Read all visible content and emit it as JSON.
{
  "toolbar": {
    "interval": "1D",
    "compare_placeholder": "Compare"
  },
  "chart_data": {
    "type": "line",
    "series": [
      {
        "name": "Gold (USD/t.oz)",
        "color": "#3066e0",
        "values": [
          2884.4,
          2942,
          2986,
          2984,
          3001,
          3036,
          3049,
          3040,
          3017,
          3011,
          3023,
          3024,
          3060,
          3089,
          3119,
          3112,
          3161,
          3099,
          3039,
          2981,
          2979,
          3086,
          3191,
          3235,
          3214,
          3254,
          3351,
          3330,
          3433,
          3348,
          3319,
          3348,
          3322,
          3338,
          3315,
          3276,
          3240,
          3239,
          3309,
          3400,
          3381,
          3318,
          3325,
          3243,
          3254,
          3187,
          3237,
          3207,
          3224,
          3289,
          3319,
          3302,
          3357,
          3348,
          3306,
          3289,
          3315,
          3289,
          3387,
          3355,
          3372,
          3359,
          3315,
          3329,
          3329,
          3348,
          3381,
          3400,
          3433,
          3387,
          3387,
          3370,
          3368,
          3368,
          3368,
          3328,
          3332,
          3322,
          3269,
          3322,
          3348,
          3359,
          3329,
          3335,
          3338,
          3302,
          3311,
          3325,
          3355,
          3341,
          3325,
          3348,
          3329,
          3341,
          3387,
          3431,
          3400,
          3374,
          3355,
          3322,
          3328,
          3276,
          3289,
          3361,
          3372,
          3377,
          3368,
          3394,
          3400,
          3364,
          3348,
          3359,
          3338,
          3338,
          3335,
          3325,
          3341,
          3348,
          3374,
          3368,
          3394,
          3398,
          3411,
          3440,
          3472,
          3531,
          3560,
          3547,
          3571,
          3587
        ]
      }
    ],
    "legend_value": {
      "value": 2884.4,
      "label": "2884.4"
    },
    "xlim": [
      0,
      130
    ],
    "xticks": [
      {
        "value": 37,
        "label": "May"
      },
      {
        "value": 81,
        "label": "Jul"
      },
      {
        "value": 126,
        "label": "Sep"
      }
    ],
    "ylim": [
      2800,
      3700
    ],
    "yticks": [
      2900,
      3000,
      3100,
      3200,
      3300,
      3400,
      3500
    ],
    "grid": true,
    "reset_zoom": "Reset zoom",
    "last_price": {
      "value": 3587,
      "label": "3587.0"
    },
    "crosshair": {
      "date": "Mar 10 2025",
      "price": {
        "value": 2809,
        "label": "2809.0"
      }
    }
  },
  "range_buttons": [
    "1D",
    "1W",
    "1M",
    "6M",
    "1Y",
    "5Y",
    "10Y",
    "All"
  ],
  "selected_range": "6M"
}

|---|

**Exercise details**
Go through the entries and return each line where the word "label" appears.

**Output for this task**
      "label": "2884.4"
        "label": "May"
        "label": "Jul"
        "label": "Sep"
      "label": "3587.0"
        "label": "2809.0"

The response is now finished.